▶ _STATED PROBLEM_
Convert the material from its first line through the line containing "annotation: p = 0.023 (480, 50, 548, 66)" into a JSON list of strings, with one string per line and blank lines omitted.
----------
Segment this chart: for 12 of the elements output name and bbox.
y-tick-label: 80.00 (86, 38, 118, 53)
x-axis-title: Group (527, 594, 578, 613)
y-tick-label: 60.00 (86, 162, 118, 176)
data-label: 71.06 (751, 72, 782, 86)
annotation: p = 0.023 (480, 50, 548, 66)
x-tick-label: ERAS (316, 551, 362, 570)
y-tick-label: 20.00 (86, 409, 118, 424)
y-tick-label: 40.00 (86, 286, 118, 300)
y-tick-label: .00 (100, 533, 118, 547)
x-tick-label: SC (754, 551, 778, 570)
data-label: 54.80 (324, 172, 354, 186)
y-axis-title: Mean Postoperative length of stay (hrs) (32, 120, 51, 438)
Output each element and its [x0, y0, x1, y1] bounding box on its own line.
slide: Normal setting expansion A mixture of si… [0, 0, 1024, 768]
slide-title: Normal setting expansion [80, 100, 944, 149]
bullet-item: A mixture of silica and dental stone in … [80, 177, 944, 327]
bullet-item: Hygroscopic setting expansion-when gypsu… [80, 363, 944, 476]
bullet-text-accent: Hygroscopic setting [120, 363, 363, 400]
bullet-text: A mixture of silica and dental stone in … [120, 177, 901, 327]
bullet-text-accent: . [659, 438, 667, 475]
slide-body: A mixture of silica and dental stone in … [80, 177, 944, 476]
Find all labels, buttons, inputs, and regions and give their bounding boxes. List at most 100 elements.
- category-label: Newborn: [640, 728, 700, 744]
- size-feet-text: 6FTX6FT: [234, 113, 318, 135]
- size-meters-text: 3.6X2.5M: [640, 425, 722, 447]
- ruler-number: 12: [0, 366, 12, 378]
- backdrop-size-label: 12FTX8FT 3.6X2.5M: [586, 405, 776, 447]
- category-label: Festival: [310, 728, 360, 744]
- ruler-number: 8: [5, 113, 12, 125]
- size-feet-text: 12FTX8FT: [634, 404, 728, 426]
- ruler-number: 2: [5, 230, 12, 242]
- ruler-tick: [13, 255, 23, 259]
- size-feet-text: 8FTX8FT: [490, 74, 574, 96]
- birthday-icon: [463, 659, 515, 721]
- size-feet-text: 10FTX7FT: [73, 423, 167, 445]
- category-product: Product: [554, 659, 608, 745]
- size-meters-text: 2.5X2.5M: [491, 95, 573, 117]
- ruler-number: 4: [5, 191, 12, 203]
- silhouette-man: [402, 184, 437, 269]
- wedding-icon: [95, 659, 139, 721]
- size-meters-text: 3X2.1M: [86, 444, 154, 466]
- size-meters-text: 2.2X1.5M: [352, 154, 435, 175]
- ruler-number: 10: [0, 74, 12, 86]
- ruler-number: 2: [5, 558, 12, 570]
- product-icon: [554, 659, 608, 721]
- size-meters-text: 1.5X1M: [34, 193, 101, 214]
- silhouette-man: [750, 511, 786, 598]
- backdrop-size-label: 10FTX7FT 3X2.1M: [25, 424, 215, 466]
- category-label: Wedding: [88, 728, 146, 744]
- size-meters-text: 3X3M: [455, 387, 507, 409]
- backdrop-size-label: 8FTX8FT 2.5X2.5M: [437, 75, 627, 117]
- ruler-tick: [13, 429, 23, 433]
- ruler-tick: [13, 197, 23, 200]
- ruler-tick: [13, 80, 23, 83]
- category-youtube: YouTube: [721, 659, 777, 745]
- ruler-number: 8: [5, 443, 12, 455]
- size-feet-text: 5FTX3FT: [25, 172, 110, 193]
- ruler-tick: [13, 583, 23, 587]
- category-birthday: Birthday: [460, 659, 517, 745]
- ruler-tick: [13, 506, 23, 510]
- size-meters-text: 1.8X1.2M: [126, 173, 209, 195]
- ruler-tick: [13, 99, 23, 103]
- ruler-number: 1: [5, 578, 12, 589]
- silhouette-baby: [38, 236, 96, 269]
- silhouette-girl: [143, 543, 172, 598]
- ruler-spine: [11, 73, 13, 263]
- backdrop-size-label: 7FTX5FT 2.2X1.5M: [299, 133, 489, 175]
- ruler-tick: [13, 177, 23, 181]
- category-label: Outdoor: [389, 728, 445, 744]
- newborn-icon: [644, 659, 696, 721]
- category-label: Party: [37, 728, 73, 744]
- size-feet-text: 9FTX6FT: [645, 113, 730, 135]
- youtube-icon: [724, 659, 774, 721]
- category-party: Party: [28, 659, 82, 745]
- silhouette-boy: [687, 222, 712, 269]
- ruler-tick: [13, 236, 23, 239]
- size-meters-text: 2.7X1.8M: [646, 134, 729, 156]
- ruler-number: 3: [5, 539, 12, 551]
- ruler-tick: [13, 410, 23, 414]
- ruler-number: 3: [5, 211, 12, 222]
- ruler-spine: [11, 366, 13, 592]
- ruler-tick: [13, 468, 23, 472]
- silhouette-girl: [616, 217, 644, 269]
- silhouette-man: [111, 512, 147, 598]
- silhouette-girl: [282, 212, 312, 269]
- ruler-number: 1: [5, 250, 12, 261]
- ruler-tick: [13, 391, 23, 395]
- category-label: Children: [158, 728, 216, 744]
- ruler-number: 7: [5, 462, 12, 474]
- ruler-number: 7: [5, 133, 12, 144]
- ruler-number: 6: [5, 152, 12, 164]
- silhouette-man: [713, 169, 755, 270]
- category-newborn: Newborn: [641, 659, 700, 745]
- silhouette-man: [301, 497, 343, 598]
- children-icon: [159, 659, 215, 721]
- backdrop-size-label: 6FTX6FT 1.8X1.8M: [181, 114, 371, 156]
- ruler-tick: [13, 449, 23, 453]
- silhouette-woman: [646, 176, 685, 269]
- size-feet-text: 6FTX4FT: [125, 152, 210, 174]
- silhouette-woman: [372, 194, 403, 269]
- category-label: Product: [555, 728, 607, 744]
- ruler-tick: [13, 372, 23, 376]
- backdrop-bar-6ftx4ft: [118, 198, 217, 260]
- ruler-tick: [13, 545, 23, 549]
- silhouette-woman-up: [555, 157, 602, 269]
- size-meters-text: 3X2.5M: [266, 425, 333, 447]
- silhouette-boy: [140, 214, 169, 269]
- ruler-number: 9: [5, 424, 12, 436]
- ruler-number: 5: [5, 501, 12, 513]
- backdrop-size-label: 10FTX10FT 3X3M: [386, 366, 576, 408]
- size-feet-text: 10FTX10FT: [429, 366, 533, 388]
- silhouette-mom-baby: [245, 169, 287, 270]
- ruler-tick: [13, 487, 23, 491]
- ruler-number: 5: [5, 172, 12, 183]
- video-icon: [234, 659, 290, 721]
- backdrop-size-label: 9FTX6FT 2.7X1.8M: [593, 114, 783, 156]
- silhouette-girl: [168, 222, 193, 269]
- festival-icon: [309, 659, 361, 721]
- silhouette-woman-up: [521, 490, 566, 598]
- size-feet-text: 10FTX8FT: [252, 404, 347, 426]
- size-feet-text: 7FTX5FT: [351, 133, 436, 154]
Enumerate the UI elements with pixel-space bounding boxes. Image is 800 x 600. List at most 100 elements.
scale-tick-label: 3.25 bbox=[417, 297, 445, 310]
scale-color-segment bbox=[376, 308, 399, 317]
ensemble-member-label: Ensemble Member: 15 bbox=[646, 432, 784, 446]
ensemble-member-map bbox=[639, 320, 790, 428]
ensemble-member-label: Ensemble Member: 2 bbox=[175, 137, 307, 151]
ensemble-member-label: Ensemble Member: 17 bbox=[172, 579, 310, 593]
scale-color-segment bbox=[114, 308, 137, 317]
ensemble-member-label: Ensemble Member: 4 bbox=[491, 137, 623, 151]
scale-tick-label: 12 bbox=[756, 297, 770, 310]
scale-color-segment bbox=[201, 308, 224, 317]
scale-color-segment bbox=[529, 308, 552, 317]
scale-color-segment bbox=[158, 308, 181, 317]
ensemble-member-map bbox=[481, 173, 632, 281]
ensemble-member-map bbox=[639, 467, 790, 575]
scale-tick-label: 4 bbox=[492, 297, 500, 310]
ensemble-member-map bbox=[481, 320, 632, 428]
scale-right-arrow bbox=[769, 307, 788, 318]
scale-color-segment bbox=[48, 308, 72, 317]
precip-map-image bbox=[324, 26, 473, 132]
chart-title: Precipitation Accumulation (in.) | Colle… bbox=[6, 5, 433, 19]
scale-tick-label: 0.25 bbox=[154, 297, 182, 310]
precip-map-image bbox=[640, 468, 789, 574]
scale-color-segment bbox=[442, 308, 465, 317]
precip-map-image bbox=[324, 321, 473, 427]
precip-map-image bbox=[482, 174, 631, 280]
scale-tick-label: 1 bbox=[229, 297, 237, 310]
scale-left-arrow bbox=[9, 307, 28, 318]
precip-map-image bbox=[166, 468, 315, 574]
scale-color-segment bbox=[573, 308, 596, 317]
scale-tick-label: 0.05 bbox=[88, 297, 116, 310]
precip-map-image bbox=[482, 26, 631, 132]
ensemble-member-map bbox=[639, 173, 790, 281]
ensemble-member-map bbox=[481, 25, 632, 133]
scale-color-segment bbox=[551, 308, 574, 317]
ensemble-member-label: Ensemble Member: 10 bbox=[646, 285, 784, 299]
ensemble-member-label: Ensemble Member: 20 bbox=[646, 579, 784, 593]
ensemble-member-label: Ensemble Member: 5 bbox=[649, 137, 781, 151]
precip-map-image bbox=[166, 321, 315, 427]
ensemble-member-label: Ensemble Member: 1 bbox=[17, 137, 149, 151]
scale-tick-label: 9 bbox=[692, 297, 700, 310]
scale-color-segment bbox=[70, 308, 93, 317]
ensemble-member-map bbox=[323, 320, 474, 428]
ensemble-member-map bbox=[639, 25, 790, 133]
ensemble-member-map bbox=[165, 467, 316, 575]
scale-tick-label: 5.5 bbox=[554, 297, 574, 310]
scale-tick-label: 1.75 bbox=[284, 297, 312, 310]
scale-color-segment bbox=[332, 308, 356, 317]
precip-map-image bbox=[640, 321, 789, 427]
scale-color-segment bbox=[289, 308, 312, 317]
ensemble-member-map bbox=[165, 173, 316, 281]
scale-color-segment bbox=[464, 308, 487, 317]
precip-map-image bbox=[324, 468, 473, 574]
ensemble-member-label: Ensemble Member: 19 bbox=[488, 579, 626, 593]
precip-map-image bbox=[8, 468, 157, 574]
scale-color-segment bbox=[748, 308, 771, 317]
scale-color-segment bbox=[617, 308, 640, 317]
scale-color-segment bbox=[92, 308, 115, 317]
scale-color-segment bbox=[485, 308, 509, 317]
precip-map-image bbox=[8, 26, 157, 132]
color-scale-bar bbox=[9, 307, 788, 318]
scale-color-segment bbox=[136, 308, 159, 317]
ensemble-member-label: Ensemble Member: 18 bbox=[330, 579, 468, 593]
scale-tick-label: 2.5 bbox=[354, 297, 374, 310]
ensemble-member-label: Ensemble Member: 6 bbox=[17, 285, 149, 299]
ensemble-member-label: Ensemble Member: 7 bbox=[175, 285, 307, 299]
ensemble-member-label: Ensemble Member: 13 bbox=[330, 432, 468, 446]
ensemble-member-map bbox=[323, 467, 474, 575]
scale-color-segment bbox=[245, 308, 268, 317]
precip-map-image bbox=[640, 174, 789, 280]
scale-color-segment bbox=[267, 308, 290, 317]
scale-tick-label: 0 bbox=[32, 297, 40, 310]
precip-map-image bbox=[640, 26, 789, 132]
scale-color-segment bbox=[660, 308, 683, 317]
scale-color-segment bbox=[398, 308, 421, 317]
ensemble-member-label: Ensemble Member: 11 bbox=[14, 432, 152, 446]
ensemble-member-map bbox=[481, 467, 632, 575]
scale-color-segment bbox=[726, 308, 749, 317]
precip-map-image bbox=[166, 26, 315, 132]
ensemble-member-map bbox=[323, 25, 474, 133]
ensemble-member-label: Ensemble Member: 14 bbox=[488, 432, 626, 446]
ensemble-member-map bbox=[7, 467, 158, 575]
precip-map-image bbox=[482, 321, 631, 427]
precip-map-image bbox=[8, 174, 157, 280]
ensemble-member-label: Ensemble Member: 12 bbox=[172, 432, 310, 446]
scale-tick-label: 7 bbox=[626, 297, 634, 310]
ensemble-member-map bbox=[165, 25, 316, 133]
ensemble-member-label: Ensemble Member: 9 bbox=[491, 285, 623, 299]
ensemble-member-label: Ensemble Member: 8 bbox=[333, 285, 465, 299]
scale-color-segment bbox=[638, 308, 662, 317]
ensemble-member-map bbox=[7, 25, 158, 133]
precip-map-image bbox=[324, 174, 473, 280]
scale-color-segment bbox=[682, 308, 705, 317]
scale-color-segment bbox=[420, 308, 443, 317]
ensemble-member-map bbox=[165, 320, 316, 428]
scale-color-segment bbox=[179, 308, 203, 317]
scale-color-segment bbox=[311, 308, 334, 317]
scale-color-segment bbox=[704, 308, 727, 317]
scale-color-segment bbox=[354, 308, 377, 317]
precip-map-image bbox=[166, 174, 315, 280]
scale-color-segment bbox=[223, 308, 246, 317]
----------
▶ _EXERCISE RESULT_
[
  "Segment this chart: for 12 of the elements output name and bbox.",
  "y-tick-label: 80.00 (86, 38, 118, 53)",
  "x-axis-title: Group (527, 594, 578, 613)",
  "y-tick-label: 60.00 (86, 162, 118, 176)",
  "data-label: 71.06 (751, 72, 782, 86)",
  "annotation: p = 0.023 (480, 50, 548, 66)"
]